=== PROBLEM STATEMENT ===
Report the count of lines where the string "this" appears, and nothing else.
== GIVEN INFORMATION ==
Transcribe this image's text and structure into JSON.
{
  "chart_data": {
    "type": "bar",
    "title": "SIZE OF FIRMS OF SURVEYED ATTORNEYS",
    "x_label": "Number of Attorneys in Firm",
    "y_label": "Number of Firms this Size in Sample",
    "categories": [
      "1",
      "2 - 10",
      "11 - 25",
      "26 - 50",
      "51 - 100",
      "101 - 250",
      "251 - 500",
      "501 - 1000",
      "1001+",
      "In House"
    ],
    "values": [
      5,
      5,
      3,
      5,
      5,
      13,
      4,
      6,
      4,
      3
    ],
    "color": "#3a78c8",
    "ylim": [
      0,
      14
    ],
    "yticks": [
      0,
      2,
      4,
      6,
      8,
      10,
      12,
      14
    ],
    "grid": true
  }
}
===
=== RESULT ===
2